__DATA SHOWN__
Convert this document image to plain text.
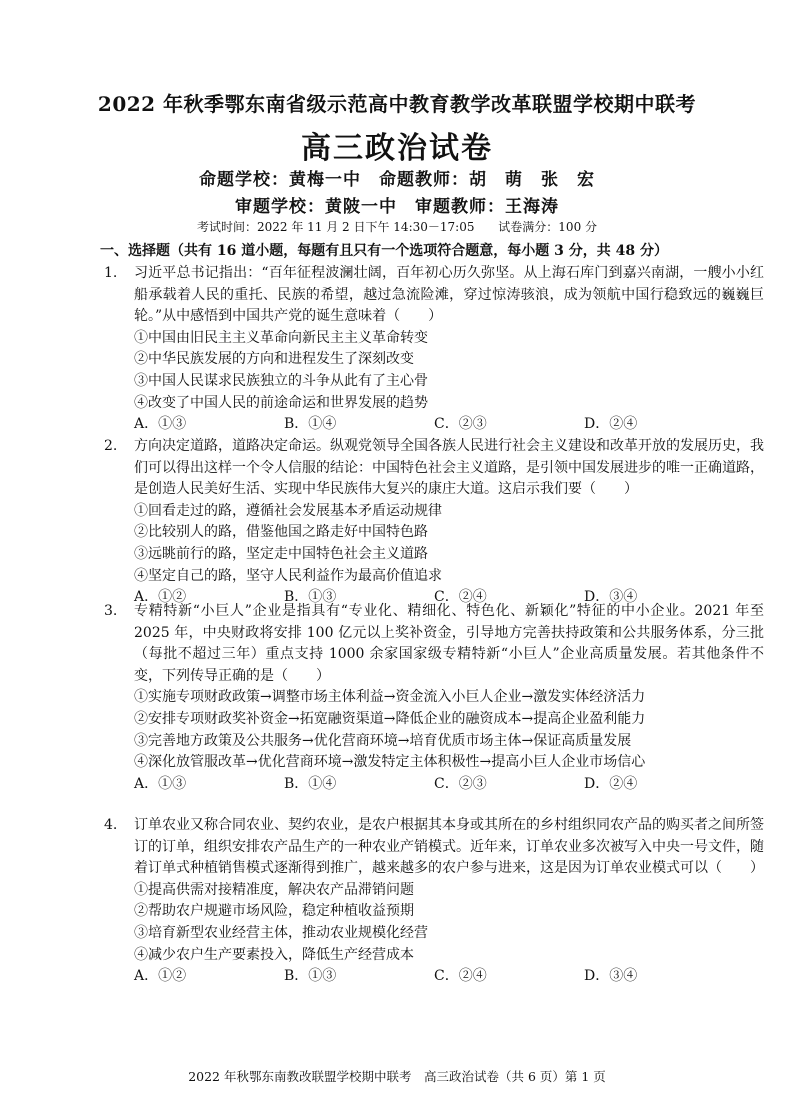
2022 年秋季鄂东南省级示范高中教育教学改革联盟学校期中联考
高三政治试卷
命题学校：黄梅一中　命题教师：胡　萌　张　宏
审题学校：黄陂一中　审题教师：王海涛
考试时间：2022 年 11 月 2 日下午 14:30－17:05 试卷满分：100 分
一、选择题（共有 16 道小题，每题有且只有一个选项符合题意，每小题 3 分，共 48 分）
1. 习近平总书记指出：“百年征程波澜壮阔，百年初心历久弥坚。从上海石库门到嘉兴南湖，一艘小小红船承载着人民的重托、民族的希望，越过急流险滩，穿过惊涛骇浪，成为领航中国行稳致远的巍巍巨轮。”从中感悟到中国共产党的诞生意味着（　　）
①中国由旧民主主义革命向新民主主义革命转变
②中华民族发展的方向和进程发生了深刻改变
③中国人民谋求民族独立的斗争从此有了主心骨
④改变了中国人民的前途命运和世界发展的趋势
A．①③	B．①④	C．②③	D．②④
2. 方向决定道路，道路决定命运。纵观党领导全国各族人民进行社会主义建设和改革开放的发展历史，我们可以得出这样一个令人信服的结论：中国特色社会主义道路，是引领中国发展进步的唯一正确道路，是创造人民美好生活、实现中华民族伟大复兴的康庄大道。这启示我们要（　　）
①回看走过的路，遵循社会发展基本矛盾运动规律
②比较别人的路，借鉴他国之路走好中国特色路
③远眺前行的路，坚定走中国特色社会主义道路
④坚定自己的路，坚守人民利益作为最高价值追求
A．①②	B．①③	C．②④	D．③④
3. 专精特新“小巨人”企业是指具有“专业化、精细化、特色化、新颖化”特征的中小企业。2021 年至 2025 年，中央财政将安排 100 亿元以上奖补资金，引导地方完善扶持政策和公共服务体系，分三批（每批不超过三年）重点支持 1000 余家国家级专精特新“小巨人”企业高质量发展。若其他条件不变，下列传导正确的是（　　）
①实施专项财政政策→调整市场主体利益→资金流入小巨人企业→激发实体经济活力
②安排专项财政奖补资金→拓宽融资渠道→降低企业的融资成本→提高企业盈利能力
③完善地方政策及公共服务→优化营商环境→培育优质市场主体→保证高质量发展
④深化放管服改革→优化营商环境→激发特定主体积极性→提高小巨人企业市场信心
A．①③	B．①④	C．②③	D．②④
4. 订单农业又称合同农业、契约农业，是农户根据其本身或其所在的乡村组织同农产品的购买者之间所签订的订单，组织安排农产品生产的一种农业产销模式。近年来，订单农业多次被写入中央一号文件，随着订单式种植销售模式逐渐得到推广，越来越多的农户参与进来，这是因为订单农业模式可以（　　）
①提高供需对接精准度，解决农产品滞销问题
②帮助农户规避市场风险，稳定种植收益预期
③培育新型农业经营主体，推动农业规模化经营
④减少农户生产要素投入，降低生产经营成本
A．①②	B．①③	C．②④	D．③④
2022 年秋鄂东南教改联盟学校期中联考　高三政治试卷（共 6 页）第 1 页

__EXERCISE REQUIREMENTS__
Drop the pictures and reproduce the rest of the entries above exactly.

__WRITTEN RESPONSE__
Convert this document image to plain text.
2022 年秋季鄂东南省级示范高中教育教学改革联盟学校期中联考
高三政治试卷
命题学校：黄梅一中　命题教师：胡　萌　张　宏
审题学校：黄陂一中　审题教师：王海涛
考试时间：2022 年 11 月 2 日下午 14:30－17:05 试卷满分：100 分
一、选择题（共有 16 道小题，每题有且只有一个选项符合题意，每小题 3 分，共 48 分）
1. 习近平总书记指出：“百年征程波澜壮阔，百年初心历久弥坚。从上海石库门到嘉兴南湖，一艘小小红船承载着人民的重托、民族的希望，越过急流险滩，穿过惊涛骇浪，成为领航中国行稳致远的巍巍巨轮。”从中感悟到中国共产党的诞生意味着（　　）
①中国由旧民主主义革命向新民主主义革命转变
②中华民族发展的方向和进程发生了深刻改变
③中国人民谋求民族独立的斗争从此有了主心骨
④改变了中国人民的前途命运和世界发展的趋势
A．①③	B．①④	C．②③	D．②④
2. 方向决定道路，道路决定命运。纵观党领导全国各族人民进行社会主义建设和改革开放的发展历史，我们可以得出这样一个令人信服的结论：中国特色社会主义道路，是引领中国发展进步的唯一正确道路，是创造人民美好生活、实现中华民族伟大复兴的康庄大道。这启示我们要（　　）
①回看走过的路，遵循社会发展基本矛盾运动规律
②比较别人的路，借鉴他国之路走好中国特色路
③远眺前行的路，坚定走中国特色社会主义道路
④坚定自己的路，坚守人民利益作为最高价值追求
A．①②	B．①③	C．②④	D．③④
3. 专精特新“小巨人”企业是指具有“专业化、精细化、特色化、新颖化”特征的中小企业。2021 年至 2025 年，中央财政将安排 100 亿元以上奖补资金，引导地方完善扶持政策和公共服务体系，分三批（每批不超过三年）重点支持 1000 余家国家级专精特新“小巨人”企业高质量发展。若其他条件不变，下列传导正确的是（　　）
①实施专项财政政策→调整市场主体利益→资金流入小巨人企业→激发实体经济活力
②安排专项财政奖补资金→拓宽融资渠道→降低企业的融资成本→提高企业盈利能力
③完善地方政策及公共服务→优化营商环境→培育优质市场主体→保证高质量发展
④深化放管服改革→优化营商环境→激发特定主体积极性→提高小巨人企业市场信心
A．①③	B．①④	C．②③	D．②④
4. 订单农业又称合同农业、契约农业，是农户根据其本身或其所在的乡村组织同农产品的购买者之间所签订的订单，组织安排农产品生产的一种农业产销模式。近年来，订单农业多次被写入中央一号文件，随着订单式种植销售模式逐渐得到推广，越来越多的农户参与进来，这是因为订单农业模式可以（　　）
①提高供需对接精准度，解决农产品滞销问题
②帮助农户规避市场风险，稳定种植收益预期
③培育新型农业经营主体，推动农业规模化经营
④减少农户生产要素投入，降低生产经营成本
A．①②	B．①③	C．②④	D．③④
2022 年秋鄂东南教改联盟学校期中联考　高三政治试卷（共 6 页）第 1 页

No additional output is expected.